***** Material for the task *****
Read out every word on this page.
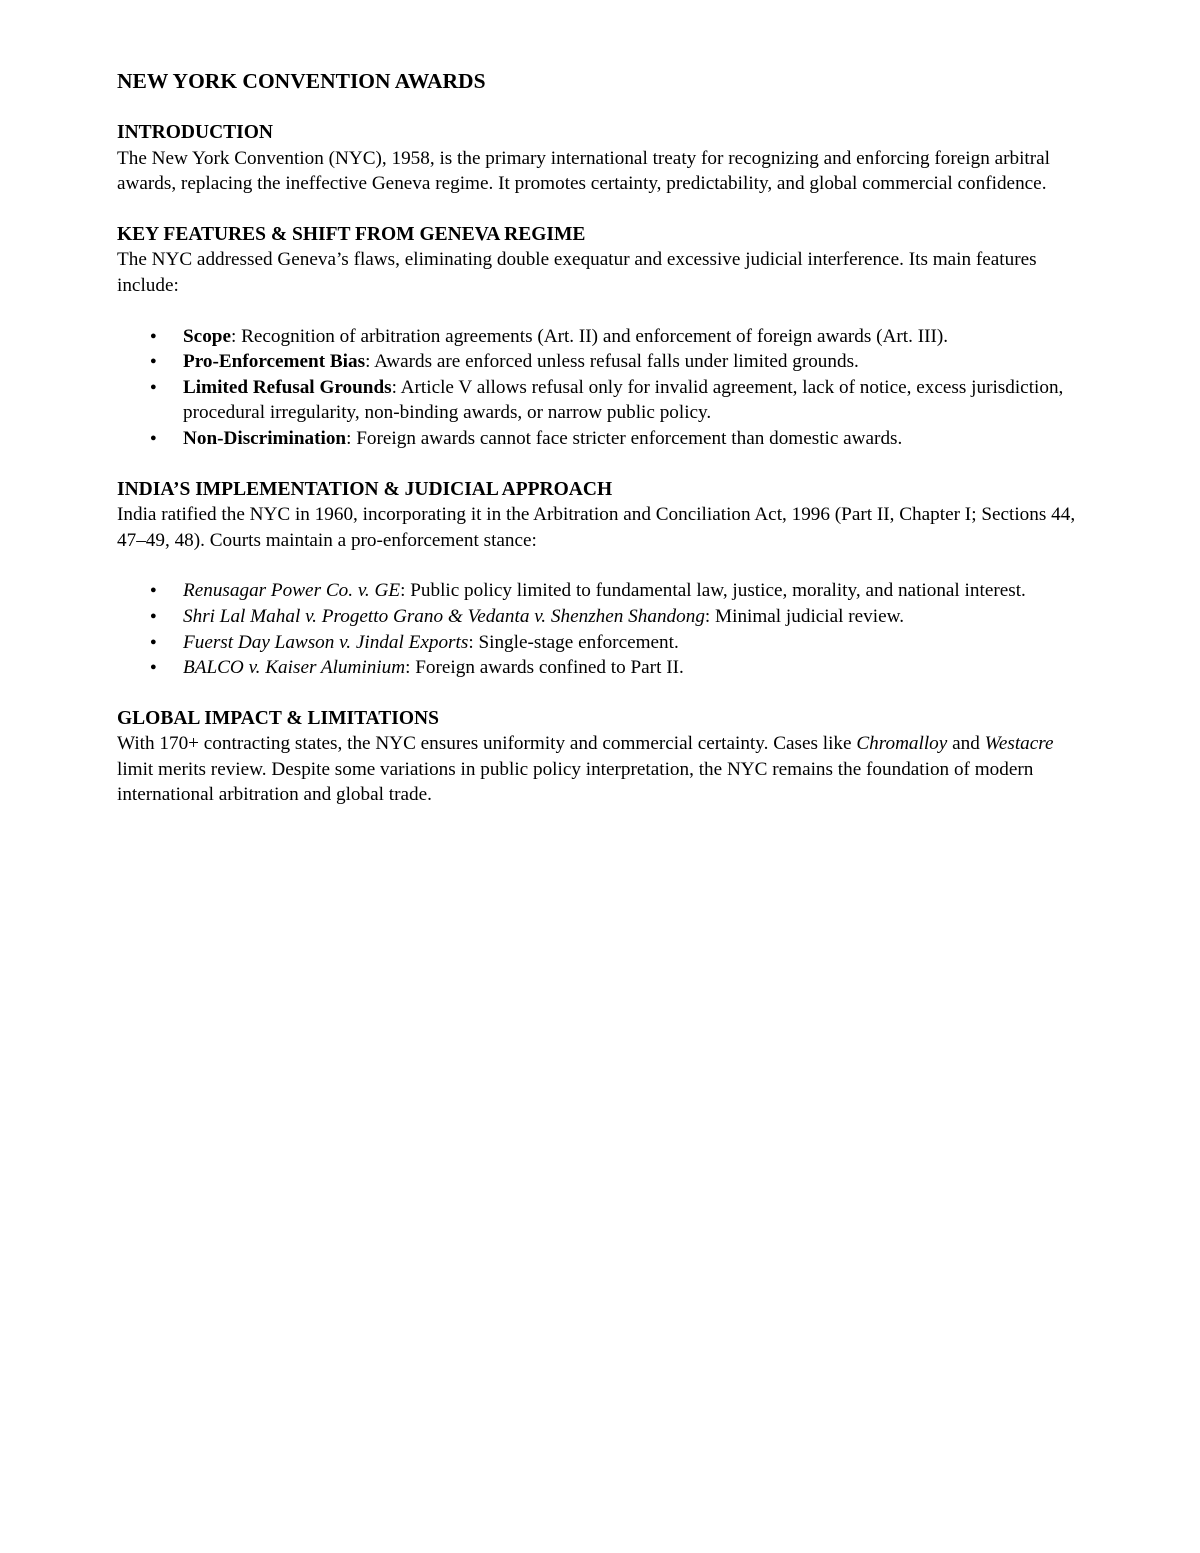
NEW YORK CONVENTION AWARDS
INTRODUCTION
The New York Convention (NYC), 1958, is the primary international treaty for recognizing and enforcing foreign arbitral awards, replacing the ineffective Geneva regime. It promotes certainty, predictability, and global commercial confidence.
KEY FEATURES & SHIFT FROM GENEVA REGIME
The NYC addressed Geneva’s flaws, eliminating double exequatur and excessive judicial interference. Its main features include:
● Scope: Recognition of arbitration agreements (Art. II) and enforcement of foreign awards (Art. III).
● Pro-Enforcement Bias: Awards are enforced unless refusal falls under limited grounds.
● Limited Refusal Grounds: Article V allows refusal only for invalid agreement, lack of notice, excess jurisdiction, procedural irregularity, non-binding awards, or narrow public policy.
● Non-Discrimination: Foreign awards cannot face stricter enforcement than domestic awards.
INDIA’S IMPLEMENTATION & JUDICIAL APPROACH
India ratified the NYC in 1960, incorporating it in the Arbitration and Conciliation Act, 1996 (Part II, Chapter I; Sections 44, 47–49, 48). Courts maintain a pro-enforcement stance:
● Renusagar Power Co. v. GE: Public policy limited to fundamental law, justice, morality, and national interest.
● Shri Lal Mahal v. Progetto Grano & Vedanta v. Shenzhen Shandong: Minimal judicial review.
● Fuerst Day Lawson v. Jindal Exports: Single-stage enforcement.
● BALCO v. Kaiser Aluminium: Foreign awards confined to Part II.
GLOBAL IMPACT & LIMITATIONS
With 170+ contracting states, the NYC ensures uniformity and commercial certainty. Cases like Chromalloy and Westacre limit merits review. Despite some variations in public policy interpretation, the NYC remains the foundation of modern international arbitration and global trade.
*****
[Written instruction] Pick out every line above that contains the word "refusal" and copy it.

[Response]
● Pro-Enforcement Bias: Awards are enforced unless refusal falls under limited grounds.
● Limited Refusal Grounds: Article V allows refusal only for invalid agreement, lack of notice, excess jurisdiction, procedural irregularity, non-binding awards, or narrow public policy.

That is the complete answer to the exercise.